RECORD SET:
--------

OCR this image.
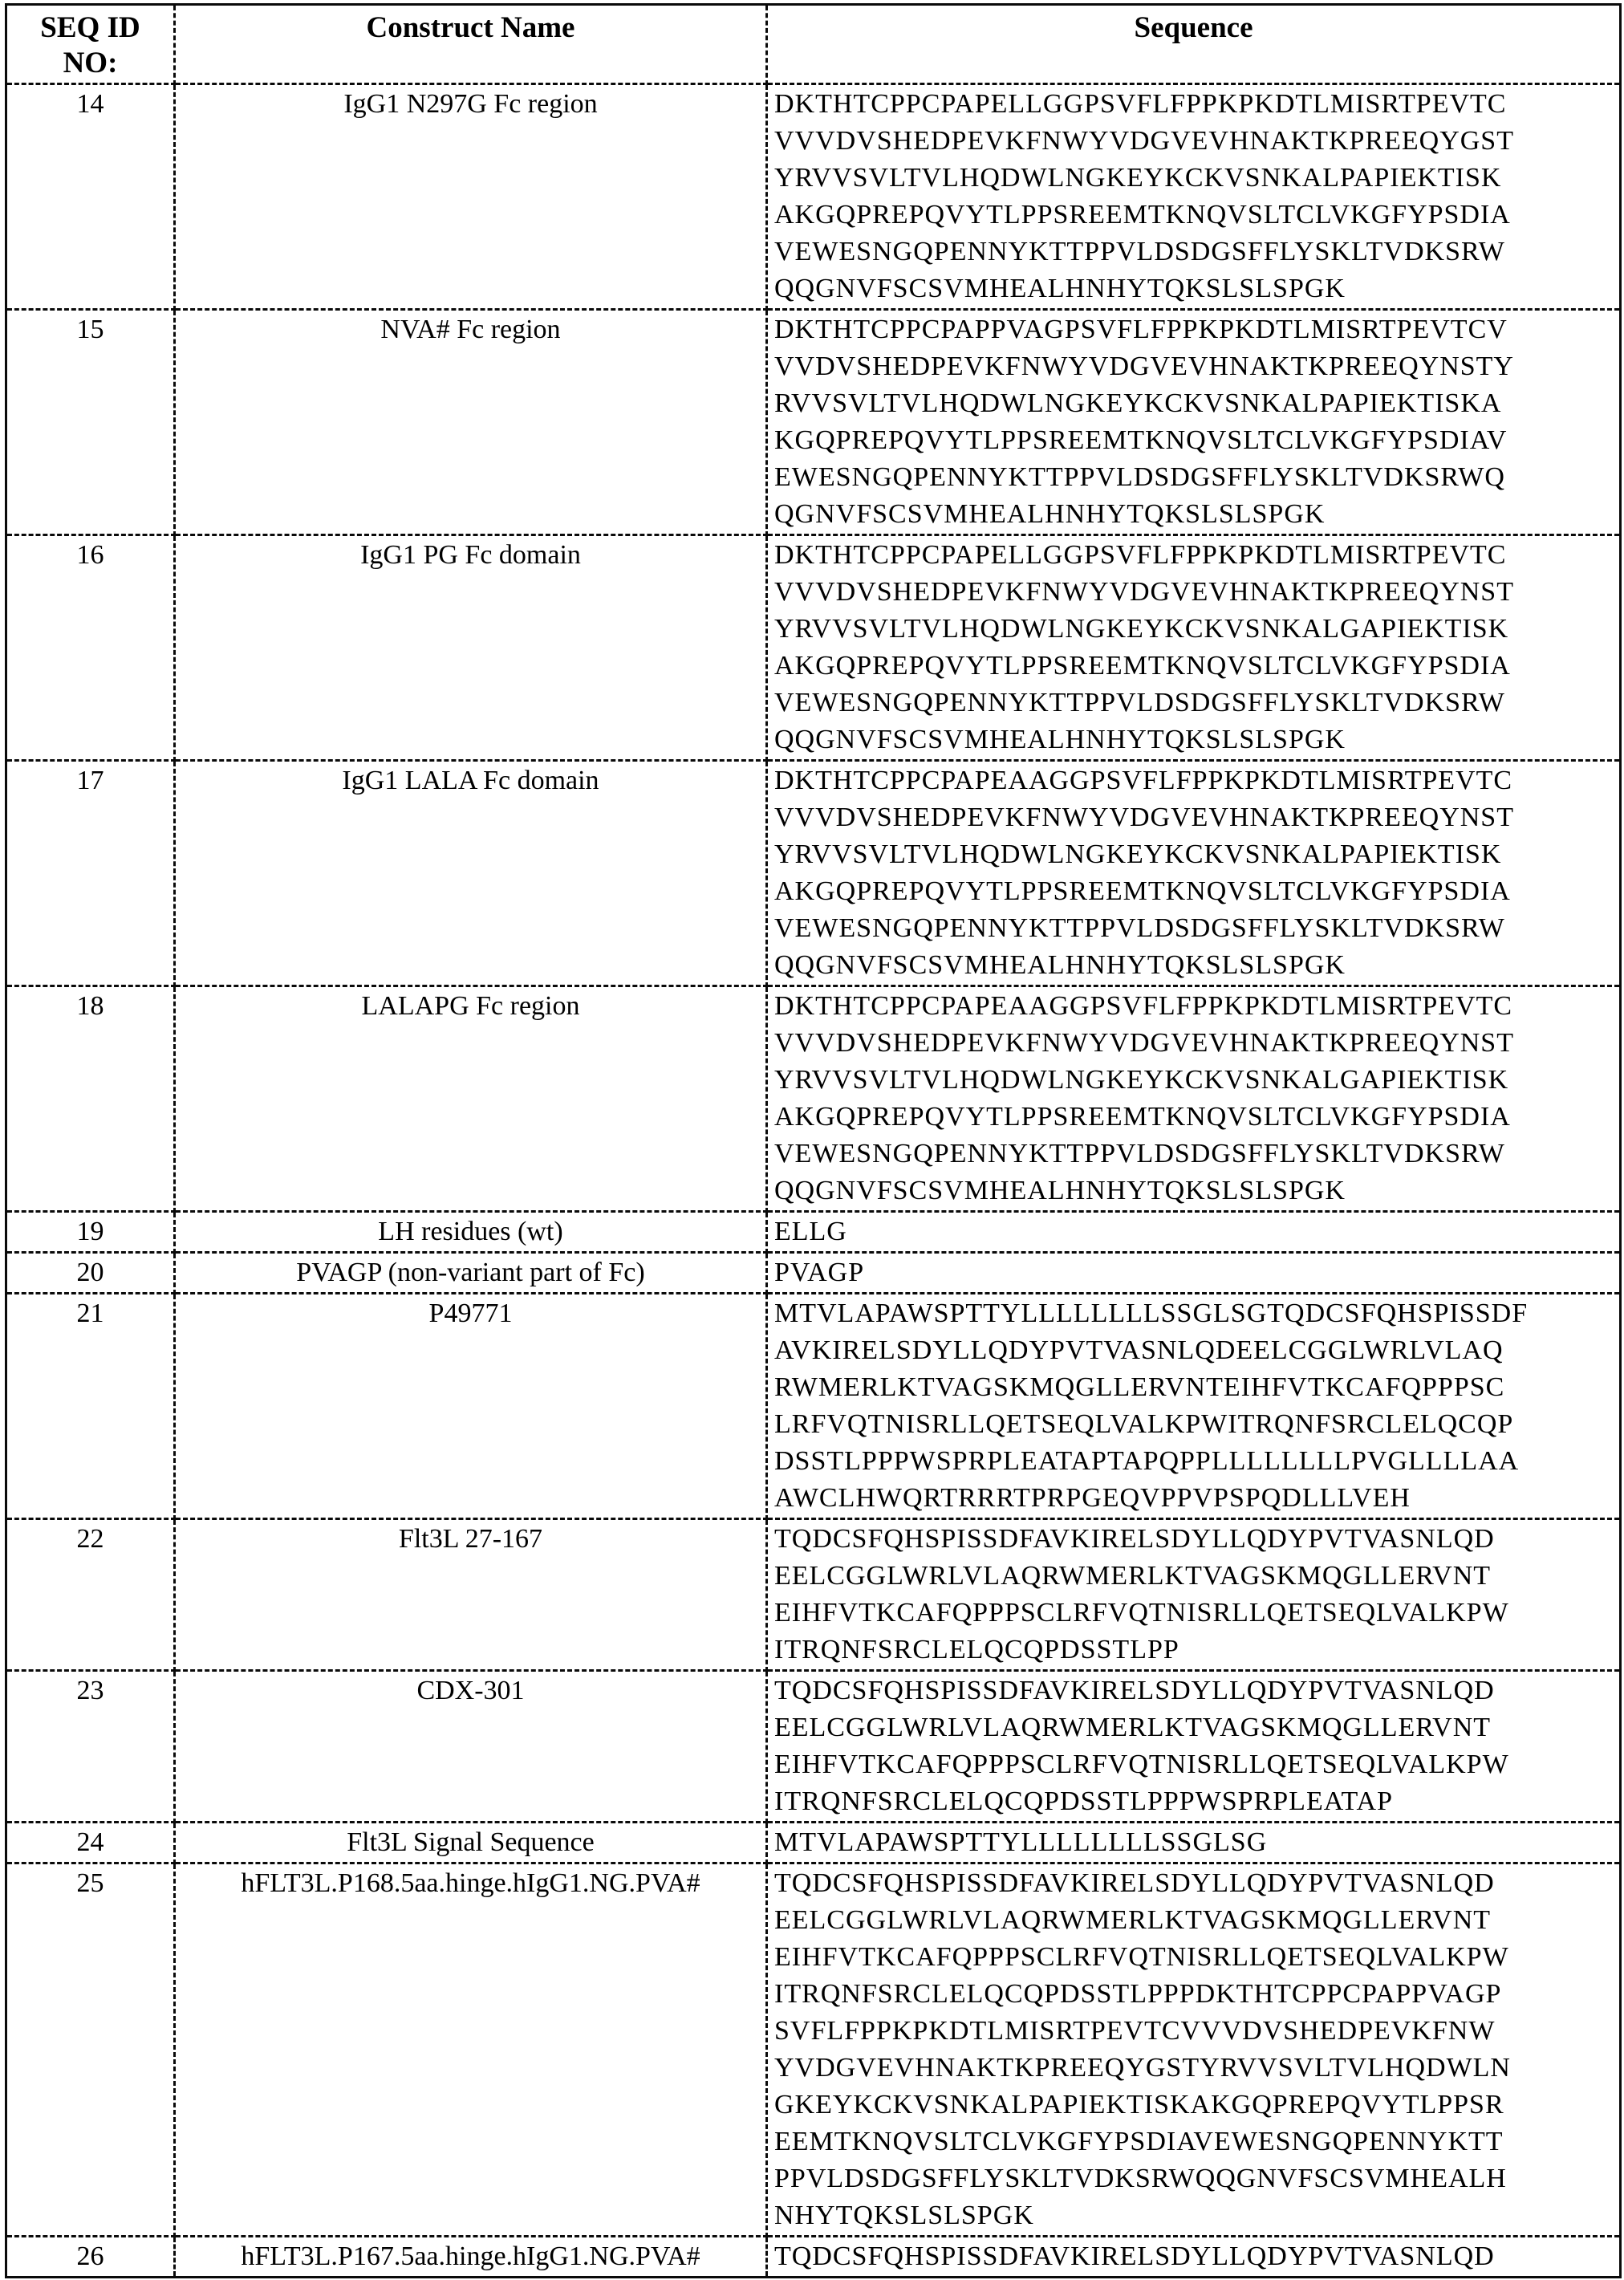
SEQ ID NO:	Construct Name	Sequence
14	IgG1 N297G Fc region	DKTHTCPPCPAPELLGGPSVFLFPPKPKDTLMISRTPEVTC
VVVDVSHEDPEVKFNWYVDGVEVHNAKTKPREEQYGST
YRVVSVLTVLHQDWLNGKEYKCKVSNKALPAPIEKTISK
AKGQPREPQVYTLPPSREEMTKNQVSLTCLVKGFYPSDIA
VEWESNGQPENNYKTTPPVLDSDGSFFLYSKLTVDKSRW
QQGNVFSCSVMHEALHNHYTQKSLSLSPGK

15	NVA# Fc region	DKTHTCPPCPAPPVAGPSVFLFPPKPKDTLMISRTPEVTCV
VVDVSHEDPEVKFNWYVDGVEVHNAKTKPREEQYNSTY
RVVSVLTVLHQDWLNGKEYKCKVSNKALPAPIEKTISKA
KGQPREPQVYTLPPSREEMTKNQVSLTCLVKGFYPSDIAV
EWESNGQPENNYKTTPPVLDSDGSFFLYSKLTVDKSRWQ
QGNVFSCSVMHEALHNHYTQKSLSLSPGK

16	IgG1 PG Fc domain	DKTHTCPPCPAPELLGGPSVFLFPPKPKDTLMISRTPEVTC
VVVDVSHEDPEVKFNWYVDGVEVHNAKTKPREEQYNST
YRVVSVLTVLHQDWLNGKEYKCKVSNKALGAPIEKTISK
AKGQPREPQVYTLPPSREEMTKNQVSLTCLVKGFYPSDIA
VEWESNGQPENNYKTTPPVLDSDGSFFLYSKLTVDKSRW
QQGNVFSCSVMHEALHNHYTQKSLSLSPGK

17	IgG1 LALA Fc domain	DKTHTCPPCPAPEAAGGPSVFLFPPKPKDTLMISRTPEVTC
VVVDVSHEDPEVKFNWYVDGVEVHNAKTKPREEQYNST
YRVVSVLTVLHQDWLNGKEYKCKVSNKALPAPIEKTISK
AKGQPREPQVYTLPPSREEMTKNQVSLTCLVKGFYPSDIA
VEWESNGQPENNYKTTPPVLDSDGSFFLYSKLTVDKSRW
QQGNVFSCSVMHEALHNHYTQKSLSLSPGK

18	LALAPG Fc region	DKTHTCPPCPAPEAAGGPSVFLFPPKPKDTLMISRTPEVTC
VVVDVSHEDPEVKFNWYVDGVEVHNAKTKPREEQYNST
YRVVSVLTVLHQDWLNGKEYKCKVSNKALGAPIEKTISK
AKGQPREPQVYTLPPSREEMTKNQVSLTCLVKGFYPSDIA
VEWESNGQPENNYKTTPPVLDSDGSFFLYSKLTVDKSRW
QQGNVFSCSVMHEALHNHYTQKSLSLSPGK

19	LH residues (wt)	ELLG

20	PVAGP (non-variant part of Fc)	PVAGP

21	P49771	MTVLAPAWSPTTYLLLLLLLLSSGLSGTQDCSFQHSPISSDF
AVKIRELSDYLLQDYPVTVASNLQDEELCGGLWRLVLAQ
RWMERLKTVAGSKMQGLLERVNTEIHFVTKCAFQPPPSC
LRFVQTNISRLLQETSEQLVALKPWITRQNFSRCLELQCQP
DSSTLPPPWSPRPLEATAPTAPQPPLLLLLLLLPVGLLLLAA
AWCLHWQRTRRRTPRPGEQVPPVPSPQDLLLVEH

22	Flt3L 27-167	TQDCSFQHSPISSDFAVKIRELSDYLLQDYPVTVASNLQD
EELCGGLWRLVLAQRWMERLKTVAGSKMQGLLERVNT
EIHFVTKCAFQPPPSCLRFVQTNISRLLQETSEQLVALKPW
ITRQNFSRCLELQCQPDSSTLPP

23	CDX-301	TQDCSFQHSPISSDFAVKIRELSDYLLQDYPVTVASNLQD
EELCGGLWRLVLAQRWMERLKTVAGSKMQGLLERVNT
EIHFVTKCAFQPPPSCLRFVQTNISRLLQETSEQLVALKPW
ITRQNFSRCLELQCQPDSSTLPPPWSPRPLEATAP

24	Flt3L Signal Sequence	MTVLAPAWSPTTYLLLLLLLLSSGLSG

25	hFLT3L.P168.5aa.hinge.hIgG1.NG.PVA#	TQDCSFQHSPISSDFAVKIRELSDYLLQDYPVTVASNLQD
EELCGGLWRLVLAQRWMERLKTVAGSKMQGLLERVNT
EIHFVTKCAFQPPPSCLRFVQTNISRLLQETSEQLVALKPW
ITRQNFSRCLELQCQPDSSTLPPPDKTHTCPPCPAPPVAGP
SVFLFPPKPKDTLMISRTPEVTCVVVDVSHEDPEVKFNW
YVDGVEVHNAKTKPREEQYGSTYRVVSVLTVLHQDWLN
GKEYKCKVSNKALPAPIEKTISKAKGQPREPQVYTLPPSR
EEMTKNQVSLTCLVKGFYPSDIAVEWESNGQPENNYKTT
PPVLDSDGSFFLYSKLTVDKSRWQQGNVFSCSVMHEALH
NHYTQKSLSLSPGK

26	hFLT3L.P167.5aa.hinge.hIgG1.NG.PVA#	TQDCSFQHSPISSDFAVKIRELSDYLLQDYPVTVASNLQD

--------

Among the entries above, how many lines hold the string "TQDCSFQHSPISSDFAVKIRELSDYLLQDYPVTVASNLQD"? Respond with nothing but the number.

4